Lines of data
• • •

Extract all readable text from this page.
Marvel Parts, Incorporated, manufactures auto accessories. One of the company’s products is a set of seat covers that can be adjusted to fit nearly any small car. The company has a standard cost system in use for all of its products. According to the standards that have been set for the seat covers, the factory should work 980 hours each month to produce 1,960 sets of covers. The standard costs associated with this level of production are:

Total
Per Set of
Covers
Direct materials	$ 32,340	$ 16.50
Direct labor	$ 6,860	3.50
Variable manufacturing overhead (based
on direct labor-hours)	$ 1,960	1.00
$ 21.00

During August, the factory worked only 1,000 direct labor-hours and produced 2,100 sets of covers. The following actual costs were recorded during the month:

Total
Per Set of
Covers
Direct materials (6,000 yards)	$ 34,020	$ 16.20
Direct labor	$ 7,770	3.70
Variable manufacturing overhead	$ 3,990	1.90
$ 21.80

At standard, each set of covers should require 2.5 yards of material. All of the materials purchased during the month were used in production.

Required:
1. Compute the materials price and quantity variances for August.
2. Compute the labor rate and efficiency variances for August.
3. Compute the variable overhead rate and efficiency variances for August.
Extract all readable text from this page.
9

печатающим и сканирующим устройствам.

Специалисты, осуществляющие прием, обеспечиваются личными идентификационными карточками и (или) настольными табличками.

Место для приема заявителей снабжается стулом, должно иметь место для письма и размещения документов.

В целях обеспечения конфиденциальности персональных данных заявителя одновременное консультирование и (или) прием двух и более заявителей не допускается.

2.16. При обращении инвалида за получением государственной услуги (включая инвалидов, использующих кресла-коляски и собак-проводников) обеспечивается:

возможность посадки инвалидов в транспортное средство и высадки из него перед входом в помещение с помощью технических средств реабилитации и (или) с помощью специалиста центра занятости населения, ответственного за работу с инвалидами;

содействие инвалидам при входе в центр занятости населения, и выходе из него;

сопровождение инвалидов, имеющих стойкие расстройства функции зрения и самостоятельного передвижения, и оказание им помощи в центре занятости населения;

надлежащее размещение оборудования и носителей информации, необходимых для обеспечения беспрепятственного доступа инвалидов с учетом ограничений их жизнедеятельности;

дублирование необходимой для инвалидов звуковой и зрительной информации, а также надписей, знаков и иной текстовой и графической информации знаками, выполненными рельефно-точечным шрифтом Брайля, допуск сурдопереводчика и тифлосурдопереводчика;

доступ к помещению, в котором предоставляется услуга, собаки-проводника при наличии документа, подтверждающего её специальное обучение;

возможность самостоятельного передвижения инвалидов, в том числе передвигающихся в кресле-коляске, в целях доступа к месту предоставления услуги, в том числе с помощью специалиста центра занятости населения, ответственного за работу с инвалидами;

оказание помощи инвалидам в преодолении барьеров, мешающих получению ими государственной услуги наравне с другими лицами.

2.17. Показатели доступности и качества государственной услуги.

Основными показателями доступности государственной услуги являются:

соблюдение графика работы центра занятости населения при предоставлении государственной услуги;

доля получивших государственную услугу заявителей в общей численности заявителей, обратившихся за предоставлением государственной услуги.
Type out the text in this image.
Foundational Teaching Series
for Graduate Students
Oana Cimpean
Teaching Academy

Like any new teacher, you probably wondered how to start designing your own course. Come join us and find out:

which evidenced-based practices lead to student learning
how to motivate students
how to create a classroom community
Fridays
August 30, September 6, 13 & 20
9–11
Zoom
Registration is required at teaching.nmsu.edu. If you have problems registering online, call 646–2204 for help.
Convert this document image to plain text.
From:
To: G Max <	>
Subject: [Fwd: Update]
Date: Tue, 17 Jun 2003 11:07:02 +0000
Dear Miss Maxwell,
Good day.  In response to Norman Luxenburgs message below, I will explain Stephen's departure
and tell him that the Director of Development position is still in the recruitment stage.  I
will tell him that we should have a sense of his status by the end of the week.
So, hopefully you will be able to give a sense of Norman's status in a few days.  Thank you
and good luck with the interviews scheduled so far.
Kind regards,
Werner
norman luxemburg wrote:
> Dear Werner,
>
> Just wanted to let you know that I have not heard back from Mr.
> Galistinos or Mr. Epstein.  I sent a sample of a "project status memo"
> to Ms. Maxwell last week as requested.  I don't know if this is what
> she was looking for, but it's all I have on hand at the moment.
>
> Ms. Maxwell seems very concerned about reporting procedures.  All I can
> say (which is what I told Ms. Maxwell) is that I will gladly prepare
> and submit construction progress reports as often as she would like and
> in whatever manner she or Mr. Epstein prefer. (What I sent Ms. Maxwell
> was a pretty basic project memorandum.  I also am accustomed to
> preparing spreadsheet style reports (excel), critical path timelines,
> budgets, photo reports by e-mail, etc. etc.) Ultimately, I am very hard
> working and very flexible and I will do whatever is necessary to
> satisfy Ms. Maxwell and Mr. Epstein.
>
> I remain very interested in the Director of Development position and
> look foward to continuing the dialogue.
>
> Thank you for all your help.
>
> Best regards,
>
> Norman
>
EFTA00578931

• • •

:: GIVEN PROBLEM ::
Search the entries for the word "reports" and gather every line where it appears.

:: RESULT OF THIS EXERCISE ::
> and submit construction progress reports as often as she would like and
> preparing spreadsheet style reports (excel), critical path timelines,
> budgets, photo reports by e-mail, etc. etc.) Ultimately, I am very hard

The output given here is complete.